Dataset entries:
· · ·

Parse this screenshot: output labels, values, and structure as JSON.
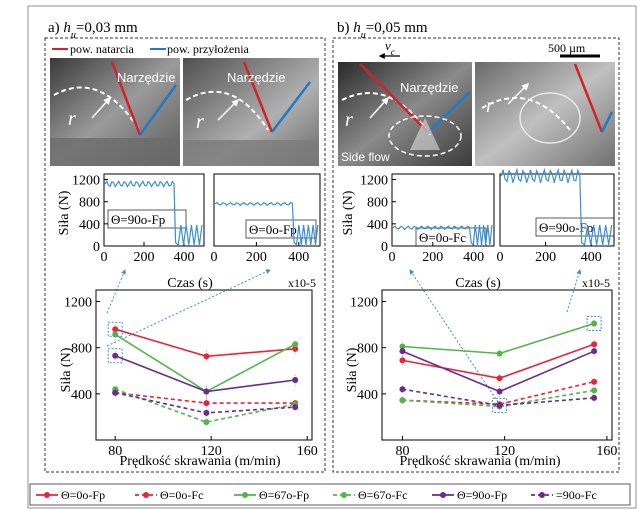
{
  "panels": [
    {
      "letter": "a)",
      "hu_value": "=0,03 mm",
      "label_rake": "pow. natarcia",
      "label_flank": "pow. przyłożenia",
      "tool_label": "Narzędzie",
      "radius_label": "r"
    },
    {
      "letter": "b)",
      "hu_value": "=0,05 mm",
      "vc_label": "v",
      "vc_sub": "c",
      "scale_label": "500 µm",
      "tool_label": "Narzędzie",
      "radius_label": "r",
      "side_flow_label": "Side flow"
    }
  ],
  "force_axis_label": "Siła (N)",
  "time_axis_label": "Czas (s)",
  "time_exponent": "x10-5",
  "speed_axis_label": "Prędkość skrawania (m/min)",
  "hu_symbol": "h",
  "hu_sub": "u",
  "inset_labels": {
    "a_left": "Θ=90o-Fp",
    "a_right": "Θ=0o-Fp",
    "b_left": "Θ=0o-Fc",
    "b_right": "Θ=90o-Fp"
  },
  "colors": {
    "red": "#e8243a",
    "green": "#4db848",
    "purple": "#6a2c8c",
    "trace": "#3d8fd0",
    "rake_line": "#d3222a",
    "flank_line": "#1f7ac8"
  },
  "legend": [
    {
      "label": "Θ=0o-Fp",
      "color": "#e8243a",
      "dashed": false
    },
    {
      "label": "Θ=0o-Fc",
      "color": "#e8243a",
      "dashed": true
    },
    {
      "label": "Θ=67o-Fp",
      "color": "#4db848",
      "dashed": false
    },
    {
      "label": "Θ=67o-Fc",
      "color": "#4db848",
      "dashed": true
    },
    {
      "label": "Θ=90o-Fp",
      "color": "#6a2c8c",
      "dashed": false
    },
    {
      "label": "=90o-Fc",
      "color": "#6a2c8c",
      "dashed": true
    }
  ],
  "chart_data": [
    {
      "type": "line",
      "panel": "a-inset-left",
      "x_ticks": [
        "0",
        "200",
        "400"
      ],
      "y_ticks": [
        "0",
        "400",
        "800",
        "1200"
      ],
      "xlim": [
        0,
        500
      ],
      "ylim": [
        0,
        1300
      ],
      "trace": {
        "level": 1120,
        "ripple": 50,
        "end": 350
      }
    },
    {
      "type": "line",
      "panel": "a-inset-right",
      "x_ticks": [
        "0",
        "200",
        "400"
      ],
      "xlim": [
        0,
        500
      ],
      "ylim": [
        0,
        1300
      ],
      "trace": {
        "level": 760,
        "ripple": 25,
        "end": 370
      }
    },
    {
      "type": "line",
      "panel": "b-inset-left",
      "x_ticks": [
        "0",
        "200",
        "400"
      ],
      "y_ticks": [
        "0",
        "400",
        "800",
        "1200"
      ],
      "xlim": [
        0,
        500
      ],
      "ylim": [
        0,
        1300
      ],
      "trace": {
        "level": 330,
        "ripple": 30,
        "end": 380
      }
    },
    {
      "type": "line",
      "panel": "b-inset-right",
      "x_ticks": [
        "0",
        "200",
        "400"
      ],
      "xlim": [
        0,
        500
      ],
      "ylim": [
        0,
        1300
      ],
      "trace": {
        "level": 1260,
        "ripple": 120,
        "end": 350
      }
    },
    {
      "type": "line",
      "panel": "a-main",
      "x": [
        80,
        118,
        155
      ],
      "x_ticks": [
        "80",
        "120",
        "160"
      ],
      "y_ticks": [
        "400",
        "800",
        "1200"
      ],
      "xlim": [
        72,
        162
      ],
      "ylim": [
        0,
        1300
      ],
      "series": [
        {
          "color": "#e8243a",
          "dashed": false,
          "values": [
            960,
            725,
            790
          ],
          "err": [
            40,
            50,
            45
          ]
        },
        {
          "color": "#e8243a",
          "dashed": true,
          "values": [
            410,
            320,
            320
          ],
          "err": [
            35,
            40,
            35
          ]
        },
        {
          "color": "#4db848",
          "dashed": false,
          "values": [
            915,
            420,
            830
          ],
          "err": [
            50,
            50,
            45
          ]
        },
        {
          "color": "#4db848",
          "dashed": true,
          "values": [
            440,
            155,
            310
          ],
          "err": [
            35,
            30,
            35
          ]
        },
        {
          "color": "#6a2c8c",
          "dashed": false,
          "values": [
            730,
            420,
            520
          ],
          "err": [
            40,
            60,
            50
          ]
        },
        {
          "color": "#6a2c8c",
          "dashed": true,
          "values": [
            410,
            235,
            285
          ],
          "err": [
            30,
            30,
            30
          ]
        }
      ]
    },
    {
      "type": "line",
      "panel": "b-main",
      "x": [
        80,
        118,
        155
      ],
      "x_ticks": [
        "80",
        "120",
        "160"
      ],
      "y_ticks": [
        "400",
        "800",
        "1200"
      ],
      "xlim": [
        72,
        162
      ],
      "ylim": [
        0,
        1300
      ],
      "series": [
        {
          "color": "#e8243a",
          "dashed": false,
          "values": [
            690,
            535,
            830
          ],
          "err": [
            40,
            40,
            40
          ]
        },
        {
          "color": "#e8243a",
          "dashed": true,
          "values": [
            345,
            310,
            505
          ],
          "err": [
            30,
            30,
            35
          ]
        },
        {
          "color": "#4db848",
          "dashed": false,
          "values": [
            810,
            750,
            1010
          ],
          "err": [
            50,
            50,
            45
          ]
        },
        {
          "color": "#4db848",
          "dashed": true,
          "values": [
            345,
            290,
            430
          ],
          "err": [
            30,
            30,
            35
          ]
        },
        {
          "color": "#6a2c8c",
          "dashed": false,
          "values": [
            770,
            420,
            770
          ],
          "err": [
            40,
            50,
            45
          ]
        },
        {
          "color": "#6a2c8c",
          "dashed": true,
          "values": [
            440,
            300,
            365
          ],
          "err": [
            30,
            30,
            30
          ]
        }
      ]
    }
  ]
}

· · ·

# WORK REQUIRED
Write the records out again in full, exactly, and skip every picture.

# FULL SOLUTION
Parse this screenshot: output labels, values, and structure as JSON.
{
  "panels": [
    {
      "letter": "a)",
      "hu_value": "=0,03 mm",
      "label_rake": "pow. natarcia",
      "label_flank": "pow. przyłożenia",
      "tool_label": "Narzędzie",
      "radius_label": "r"
    },
    {
      "letter": "b)",
      "hu_value": "=0,05 mm",
      "vc_label": "v",
      "vc_sub": "c",
      "scale_label": "500 µm",
      "tool_label": "Narzędzie",
      "radius_label": "r",
      "side_flow_label": "Side flow"
    }
  ],
  "force_axis_label": "Siła (N)",
  "time_axis_label": "Czas (s)",
  "time_exponent": "x10-5",
  "speed_axis_label": "Prędkość skrawania (m/min)",
  "hu_symbol": "h",
  "hu_sub": "u",
  "inset_labels": {
    "a_left": "Θ=90o-Fp",
    "a_right": "Θ=0o-Fp",
    "b_left": "Θ=0o-Fc",
    "b_right": "Θ=90o-Fp"
  },
  "colors": {
    "red": "#e8243a",
    "green": "#4db848",
    "purple": "#6a2c8c",
    "trace": "#3d8fd0",
    "rake_line": "#d3222a",
    "flank_line": "#1f7ac8"
  },
  "legend": [
    {
      "label": "Θ=0o-Fp",
      "color": "#e8243a",
      "dashed": false
    },
    {
      "label": "Θ=0o-Fc",
      "color": "#e8243a",
      "dashed": true
    },
    {
      "label": "Θ=67o-Fp",
      "color": "#4db848",
      "dashed": false
    },
    {
      "label": "Θ=67o-Fc",
      "color": "#4db848",
      "dashed": true
    },
    {
      "label": "Θ=90o-Fp",
      "color": "#6a2c8c",
      "dashed": false
    },
    {
      "label": "=90o-Fc",
      "color": "#6a2c8c",
      "dashed": true
    }
  ],
  "chart_data": [
    {
      "type": "line",
      "panel": "a-inset-left",
      "x_ticks": [
        "0",
        "200",
        "400"
      ],
      "y_ticks": [
        "0",
        "400",
        "800",
        "1200"
      ],
      "xlim": [
        0,
        500
      ],
      "ylim": [
        0,
        1300
      ],
      "trace": {
        "level": 1120,
        "ripple": 50,
        "end": 350
      }
    },
    {
      "type": "line",
      "panel": "a-inset-right",
      "x_ticks": [
        "0",
        "200",
        "400"
      ],
      "xlim": [
        0,
        500
      ],
      "ylim": [
        0,
        1300
      ],
      "trace": {
        "level": 760,
        "ripple": 25,
        "end": 370
      }
    },
    {
      "type": "line",
      "panel": "b-inset-left",
      "x_ticks": [
        "0",
        "200",
        "400"
      ],
      "y_ticks": [
        "0",
        "400",
        "800",
        "1200"
      ],
      "xlim": [
        0,
        500
      ],
      "ylim": [
        0,
        1300
      ],
      "trace": {
        "level": 330,
        "ripple": 30,
        "end": 380
      }
    },
    {
      "type": "line",
      "panel": "b-inset-right",
      "x_ticks": [
        "0",
        "200",
        "400"
      ],
      "xlim": [
        0,
        500
      ],
      "ylim": [
        0,
        1300
      ],
      "trace": {
        "level": 1260,
        "ripple": 120,
        "end": 350
      }
    },
    {
      "type": "line",
      "panel": "a-main",
      "x": [
        80,
        118,
        155
      ],
      "x_ticks": [
        "80",
        "120",
        "160"
      ],
      "y_ticks": [
        "400",
        "800",
        "1200"
      ],
      "xlim": [
        72,
        162
      ],
      "ylim": [
        0,
        1300
      ],
      "series": [
        {
          "color": "#e8243a",
          "dashed": false,
          "values": [
            960,
            725,
            790
          ],
          "err": [
            40,
            50,
            45
          ]
        },
        {
          "color": "#e8243a",
          "dashed": true,
          "values": [
            410,
            320,
            320
          ],
          "err": [
            35,
            40,
            35
          ]
        },
        {
          "color": "#4db848",
          "dashed": false,
          "values": [
            915,
            420,
            830
          ],
          "err": [
            50,
            50,
            45
          ]
        },
        {
          "color": "#4db848",
          "dashed": true,
          "values": [
            440,
            155,
            310
          ],
          "err": [
            35,
            30,
            35
          ]
        },
        {
          "color": "#6a2c8c",
          "dashed": false,
          "values": [
            730,
            420,
            520
          ],
          "err": [
            40,
            60,
            50
          ]
        },
        {
          "color": "#6a2c8c",
          "dashed": true,
          "values": [
            410,
            235,
            285
          ],
          "err": [
            30,
            30,
            30
          ]
        }
      ]
    },
    {
      "type": "line",
      "panel": "b-main",
      "x": [
        80,
        118,
        155
      ],
      "x_ticks": [
        "80",
        "120",
        "160"
      ],
      "y_ticks": [
        "400",
        "800",
        "1200"
      ],
      "xlim": [
        72,
        162
      ],
      "ylim": [
        0,
        1300
      ],
      "series": [
        {
          "color": "#e8243a",
          "dashed": false,
          "values": [
            690,
            535,
            830
          ],
          "err": [
            40,
            40,
            40
          ]
        },
        {
          "color": "#e8243a",
          "dashed": true,
          "values": [
            345,
            310,
            505
          ],
          "err": [
            30,
            30,
            35
          ]
        },
        {
          "color": "#4db848",
          "dashed": false,
          "values": [
            810,
            750,
            1010
          ],
          "err": [
            50,
            50,
            45
          ]
        },
        {
          "color": "#4db848",
          "dashed": true,
          "values": [
            345,
            290,
            430
          ],
          "err": [
            30,
            30,
            35
          ]
        },
        {
          "color": "#6a2c8c",
          "dashed": false,
          "values": [
            770,
            420,
            770
          ],
          "err": [
            40,
            50,
            45
          ]
        },
        {
          "color": "#6a2c8c",
          "dashed": true,
          "values": [
            440,
            300,
            365
          ],
          "err": [
            30,
            30,
            30
          ]
        }
      ]
    }
  ]
}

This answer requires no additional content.